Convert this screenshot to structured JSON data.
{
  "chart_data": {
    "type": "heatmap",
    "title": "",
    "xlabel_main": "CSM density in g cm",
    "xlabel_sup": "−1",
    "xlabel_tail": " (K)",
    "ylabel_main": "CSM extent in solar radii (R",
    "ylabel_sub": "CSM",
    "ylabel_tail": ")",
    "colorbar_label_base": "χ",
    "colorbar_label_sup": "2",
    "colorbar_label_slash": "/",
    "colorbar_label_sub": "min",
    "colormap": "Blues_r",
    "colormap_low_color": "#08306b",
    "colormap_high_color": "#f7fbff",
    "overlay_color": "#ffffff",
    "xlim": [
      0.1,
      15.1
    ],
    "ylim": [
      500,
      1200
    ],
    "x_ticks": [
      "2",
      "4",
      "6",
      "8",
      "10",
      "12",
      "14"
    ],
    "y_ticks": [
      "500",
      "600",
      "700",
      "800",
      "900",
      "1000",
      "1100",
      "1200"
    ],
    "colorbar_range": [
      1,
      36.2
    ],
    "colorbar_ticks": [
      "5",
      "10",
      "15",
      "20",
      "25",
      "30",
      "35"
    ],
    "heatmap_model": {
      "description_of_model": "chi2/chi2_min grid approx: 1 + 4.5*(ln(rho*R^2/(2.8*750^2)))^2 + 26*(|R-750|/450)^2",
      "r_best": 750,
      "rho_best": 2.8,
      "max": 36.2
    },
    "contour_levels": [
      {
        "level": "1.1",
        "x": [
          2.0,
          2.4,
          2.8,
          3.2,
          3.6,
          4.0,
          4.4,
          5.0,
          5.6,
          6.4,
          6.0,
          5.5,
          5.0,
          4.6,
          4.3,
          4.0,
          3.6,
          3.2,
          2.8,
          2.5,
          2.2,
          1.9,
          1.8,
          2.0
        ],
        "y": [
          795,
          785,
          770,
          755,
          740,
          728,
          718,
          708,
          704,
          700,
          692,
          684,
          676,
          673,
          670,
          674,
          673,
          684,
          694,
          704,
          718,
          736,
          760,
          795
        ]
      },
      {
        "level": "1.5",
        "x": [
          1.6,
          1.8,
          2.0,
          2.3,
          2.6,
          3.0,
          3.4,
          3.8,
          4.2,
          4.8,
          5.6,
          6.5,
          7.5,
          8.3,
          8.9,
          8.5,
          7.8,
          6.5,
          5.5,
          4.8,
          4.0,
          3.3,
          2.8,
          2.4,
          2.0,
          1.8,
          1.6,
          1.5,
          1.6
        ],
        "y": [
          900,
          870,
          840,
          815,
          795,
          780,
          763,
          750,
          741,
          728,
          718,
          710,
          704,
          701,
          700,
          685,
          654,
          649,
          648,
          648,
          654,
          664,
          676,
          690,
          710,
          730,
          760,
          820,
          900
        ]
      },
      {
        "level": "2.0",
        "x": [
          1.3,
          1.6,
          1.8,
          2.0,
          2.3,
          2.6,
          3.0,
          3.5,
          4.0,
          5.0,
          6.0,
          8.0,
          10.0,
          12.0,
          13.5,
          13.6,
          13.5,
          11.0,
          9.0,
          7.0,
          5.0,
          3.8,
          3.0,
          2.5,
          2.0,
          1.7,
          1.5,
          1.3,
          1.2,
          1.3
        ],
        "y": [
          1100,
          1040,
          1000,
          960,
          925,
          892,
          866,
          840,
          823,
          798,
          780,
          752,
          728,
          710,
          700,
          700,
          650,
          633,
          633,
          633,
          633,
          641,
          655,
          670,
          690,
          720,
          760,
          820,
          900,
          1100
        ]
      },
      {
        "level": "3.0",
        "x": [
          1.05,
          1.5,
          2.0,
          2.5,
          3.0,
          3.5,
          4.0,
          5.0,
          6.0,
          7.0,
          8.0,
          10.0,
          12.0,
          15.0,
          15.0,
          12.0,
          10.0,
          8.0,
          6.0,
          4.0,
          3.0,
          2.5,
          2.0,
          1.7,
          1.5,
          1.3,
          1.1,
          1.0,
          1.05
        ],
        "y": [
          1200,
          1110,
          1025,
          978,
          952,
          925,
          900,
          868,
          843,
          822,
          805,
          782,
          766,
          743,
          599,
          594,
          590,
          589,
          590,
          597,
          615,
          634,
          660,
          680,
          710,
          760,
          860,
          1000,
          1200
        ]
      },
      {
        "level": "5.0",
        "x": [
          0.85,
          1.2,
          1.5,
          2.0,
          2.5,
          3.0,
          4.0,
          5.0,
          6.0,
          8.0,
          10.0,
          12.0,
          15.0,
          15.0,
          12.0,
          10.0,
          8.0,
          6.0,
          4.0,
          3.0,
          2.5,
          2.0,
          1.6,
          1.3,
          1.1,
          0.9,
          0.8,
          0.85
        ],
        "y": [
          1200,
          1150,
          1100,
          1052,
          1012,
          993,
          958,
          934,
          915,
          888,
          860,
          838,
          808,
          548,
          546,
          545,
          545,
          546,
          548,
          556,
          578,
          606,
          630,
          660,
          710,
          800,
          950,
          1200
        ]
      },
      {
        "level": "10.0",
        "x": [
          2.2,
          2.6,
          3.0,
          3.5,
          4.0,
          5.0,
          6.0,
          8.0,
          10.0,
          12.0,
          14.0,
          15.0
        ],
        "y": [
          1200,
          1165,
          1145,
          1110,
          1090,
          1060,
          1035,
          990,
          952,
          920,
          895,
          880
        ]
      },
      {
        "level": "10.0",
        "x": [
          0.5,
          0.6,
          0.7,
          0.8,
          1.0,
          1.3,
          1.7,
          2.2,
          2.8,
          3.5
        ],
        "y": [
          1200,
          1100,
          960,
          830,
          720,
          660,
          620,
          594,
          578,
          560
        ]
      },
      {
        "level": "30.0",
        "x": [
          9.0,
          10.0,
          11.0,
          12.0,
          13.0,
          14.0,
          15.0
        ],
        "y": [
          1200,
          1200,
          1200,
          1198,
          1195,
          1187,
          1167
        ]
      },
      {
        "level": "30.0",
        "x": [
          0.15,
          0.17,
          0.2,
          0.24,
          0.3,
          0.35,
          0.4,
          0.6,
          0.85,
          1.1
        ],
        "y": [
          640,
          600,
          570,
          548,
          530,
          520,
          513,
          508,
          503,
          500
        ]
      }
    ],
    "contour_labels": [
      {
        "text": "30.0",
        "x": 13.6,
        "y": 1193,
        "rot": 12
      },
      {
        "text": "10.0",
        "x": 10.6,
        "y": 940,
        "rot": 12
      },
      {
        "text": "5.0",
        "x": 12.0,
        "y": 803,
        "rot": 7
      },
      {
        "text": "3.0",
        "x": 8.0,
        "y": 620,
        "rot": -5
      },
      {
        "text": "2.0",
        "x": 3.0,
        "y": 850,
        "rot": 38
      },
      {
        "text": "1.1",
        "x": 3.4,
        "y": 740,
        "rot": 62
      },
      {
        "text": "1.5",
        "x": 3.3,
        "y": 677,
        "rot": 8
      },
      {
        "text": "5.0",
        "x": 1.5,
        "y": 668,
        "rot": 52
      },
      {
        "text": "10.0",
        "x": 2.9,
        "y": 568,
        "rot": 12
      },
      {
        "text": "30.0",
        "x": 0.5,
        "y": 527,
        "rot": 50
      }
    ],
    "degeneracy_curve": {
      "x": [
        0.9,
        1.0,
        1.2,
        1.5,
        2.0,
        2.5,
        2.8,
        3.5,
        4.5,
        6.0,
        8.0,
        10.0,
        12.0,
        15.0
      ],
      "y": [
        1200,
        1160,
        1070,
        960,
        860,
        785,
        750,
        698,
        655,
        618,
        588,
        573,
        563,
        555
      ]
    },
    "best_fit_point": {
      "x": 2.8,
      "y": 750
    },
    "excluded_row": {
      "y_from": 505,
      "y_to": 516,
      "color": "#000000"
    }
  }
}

_Goal_. Return the full listing, character for character.

_Result for this task_.
Convert this screenshot to structured JSON data.
{
  "chart_data": {
    "type": "heatmap",
    "title": "",
    "xlabel_main": "CSM density in g cm",
    "xlabel_sup": "−1",
    "xlabel_tail": " (K)",
    "ylabel_main": "CSM extent in solar radii (R",
    "ylabel_sub": "CSM",
    "ylabel_tail": ")",
    "colorbar_label_base": "χ",
    "colorbar_label_sup": "2",
    "colorbar_label_slash": "/",
    "colorbar_label_sub": "min",
    "colormap": "Blues_r",
    "colormap_low_color": "#08306b",
    "colormap_high_color": "#f7fbff",
    "overlay_color": "#ffffff",
    "xlim": [
      0.1,
      15.1
    ],
    "ylim": [
      500,
      1200
    ],
    "x_ticks": [
      "2",
      "4",
      "6",
      "8",
      "10",
      "12",
      "14"
    ],
    "y_ticks": [
      "500",
      "600",
      "700",
      "800",
      "900",
      "1000",
      "1100",
      "1200"
    ],
    "colorbar_range": [
      1,
      36.2
    ],
    "colorbar_ticks": [
      "5",
      "10",
      "15",
      "20",
      "25",
      "30",
      "35"
    ],
    "heatmap_model": {
      "description_of_model": "chi2/chi2_min grid approx: 1 + 4.5*(ln(rho*R^2/(2.8*750^2)))^2 + 26*(|R-750|/450)^2",
      "r_best": 750,
      "rho_best": 2.8,
      "max": 36.2
    },
    "contour_levels": [
      {
        "level": "1.1",
        "x": [
          2.0,
          2.4,
          2.8,
          3.2,
          3.6,
          4.0,
          4.4,
          5.0,
          5.6,
          6.4,
          6.0,
          5.5,
          5.0,
          4.6,
          4.3,
          4.0,
          3.6,
          3.2,
          2.8,
          2.5,
          2.2,
          1.9,
          1.8,
          2.0
        ],
        "y": [
          795,
          785,
          770,
          755,
          740,
          728,
          718,
          708,
          704,
          700,
          692,
          684,
          676,
          673,
          670,
          674,
          673,
          684,
          694,
          704,
          718,
          736,
          760,
          795
        ]
      },
      {
        "level": "1.5",
        "x": [
          1.6,
          1.8,
          2.0,
          2.3,
          2.6,
          3.0,
          3.4,
          3.8,
          4.2,
          4.8,
          5.6,
          6.5,
          7.5,
          8.3,
          8.9,
          8.5,
          7.8,
          6.5,
          5.5,
          4.8,
          4.0,
          3.3,
          2.8,
          2.4,
          2.0,
          1.8,
          1.6,
          1.5,
          1.6
        ],
        "y": [
          900,
          870,
          840,
          815,
          795,
          780,
          763,
          750,
          741,
          728,
          718,
          710,
          704,
          701,
          700,
          685,
          654,
          649,
          648,
          648,
          654,
          664,
          676,
          690,
          710,
          730,
          760,
          820,
          900
        ]
      },
      {
        "level": "2.0",
        "x": [
          1.3,
          1.6,
          1.8,
          2.0,
          2.3,
          2.6,
          3.0,
          3.5,
          4.0,
          5.0,
          6.0,
          8.0,
          10.0,
          12.0,
          13.5,
          13.6,
          13.5,
          11.0,
          9.0,
          7.0,
          5.0,
          3.8,
          3.0,
          2.5,
          2.0,
          1.7,
          1.5,
          1.3,
          1.2,
          1.3
        ],
        "y": [
          1100,
          1040,
          1000,
          960,
          925,
          892,
          866,
          840,
          823,
          798,
          780,
          752,
          728,
          710,
          700,
          700,
          650,
          633,
          633,
          633,
          633,
          641,
          655,
          670,
          690,
          720,
          760,
          820,
          900,
          1100
        ]
      },
      {
        "level": "3.0",
        "x": [
          1.05,
          1.5,
          2.0,
          2.5,
          3.0,
          3.5,
          4.0,
          5.0,
          6.0,
          7.0,
          8.0,
          10.0,
          12.0,
          15.0,
          15.0,
          12.0,
          10.0,
          8.0,
          6.0,
          4.0,
          3.0,
          2.5,
          2.0,
          1.7,
          1.5,
          1.3,
          1.1,
          1.0,
          1.05
        ],
        "y": [
          1200,
          1110,
          1025,
          978,
          952,
          925,
          900,
          868,
          843,
          822,
          805,
          782,
          766,
          743,
          599,
          594,
          590,
          589,
          590,
          597,
          615,
          634,
          660,
          680,
          710,
          760,
          860,
          1000,
          1200
        ]
      },
      {
        "level": "5.0",
        "x": [
          0.85,
          1.2,
          1.5,
          2.0,
          2.5,
          3.0,
          4.0,
          5.0,
          6.0,
          8.0,
          10.0,
          12.0,
          15.0,
          15.0,
          12.0,
          10.0,
          8.0,
          6.0,
          4.0,
          3.0,
          2.5,
          2.0,
          1.6,
          1.3,
          1.1,
          0.9,
          0.8,
          0.85
        ],
        "y": [
          1200,
          1150,
          1100,
          1052,
          1012,
          993,
          958,
          934,
          915,
          888,
          860,
          838,
          808,
          548,
          546,
          545,
          545,
          546,
          548,
          556,
          578,
          606,
          630,
          660,
          710,
          800,
          950,
          1200
        ]
      },
      {
        "level": "10.0",
        "x": [
          2.2,
          2.6,
          3.0,
          3.5,
          4.0,
          5.0,
          6.0,
          8.0,
          10.0,
          12.0,
          14.0,
          15.0
        ],
        "y": [
          1200,
          1165,
          1145,
          1110,
          1090,
          1060,
          1035,
          990,
          952,
          920,
          895,
          880
        ]
      },
      {
        "level": "10.0",
        "x": [
          0.5,
          0.6,
          0.7,
          0.8,
          1.0,
          1.3,
          1.7,
          2.2,
          2.8,
          3.5
        ],
        "y": [
          1200,
          1100,
          960,
          830,
          720,
          660,
          620,
          594,
          578,
          560
        ]
      },
      {
        "level": "30.0",
        "x": [
          9.0,
          10.0,
          11.0,
          12.0,
          13.0,
          14.0,
          15.0
        ],
        "y": [
          1200,
          1200,
          1200,
          1198,
          1195,
          1187,
          1167
        ]
      },
      {
        "level": "30.0",
        "x": [
          0.15,
          0.17,
          0.2,
          0.24,
          0.3,
          0.35,
          0.4,
          0.6,
          0.85,
          1.1
        ],
        "y": [
          640,
          600,
          570,
          548,
          530,
          520,
          513,
          508,
          503,
          500
        ]
      }
    ],
    "contour_labels": [
      {
        "text": "30.0",
        "x": 13.6,
        "y": 1193,
        "rot": 12
      },
      {
        "text": "10.0",
        "x": 10.6,
        "y": 940,
        "rot": 12
      },
      {
        "text": "5.0",
        "x": 12.0,
        "y": 803,
        "rot": 7
      },
      {
        "text": "3.0",
        "x": 8.0,
        "y": 620,
        "rot": -5
      },
      {
        "text": "2.0",
        "x": 3.0,
        "y": 850,
        "rot": 38
      },
      {
        "text": "1.1",
        "x": 3.4,
        "y": 740,
        "rot": 62
      },
      {
        "text": "1.5",
        "x": 3.3,
        "y": 677,
        "rot": 8
      },
      {
        "text": "5.0",
        "x": 1.5,
        "y": 668,
        "rot": 52
      },
      {
        "text": "10.0",
        "x": 2.9,
        "y": 568,
        "rot": 12
      },
      {
        "text": "30.0",
        "x": 0.5,
        "y": 527,
        "rot": 50
      }
    ],
    "degeneracy_curve": {
      "x": [
        0.9,
        1.0,
        1.2,
        1.5,
        2.0,
        2.5,
        2.8,
        3.5,
        4.5,
        6.0,
        8.0,
        10.0,
        12.0,
        15.0
      ],
      "y": [
        1200,
        1160,
        1070,
        960,
        860,
        785,
        750,
        698,
        655,
        618,
        588,
        573,
        563,
        555
      ]
    },
    "best_fit_point": {
      "x": 2.8,
      "y": 750
    },
    "excluded_row": {
      "y_from": 505,
      "y_to": 516,
      "color": "#000000"
    }
  }
}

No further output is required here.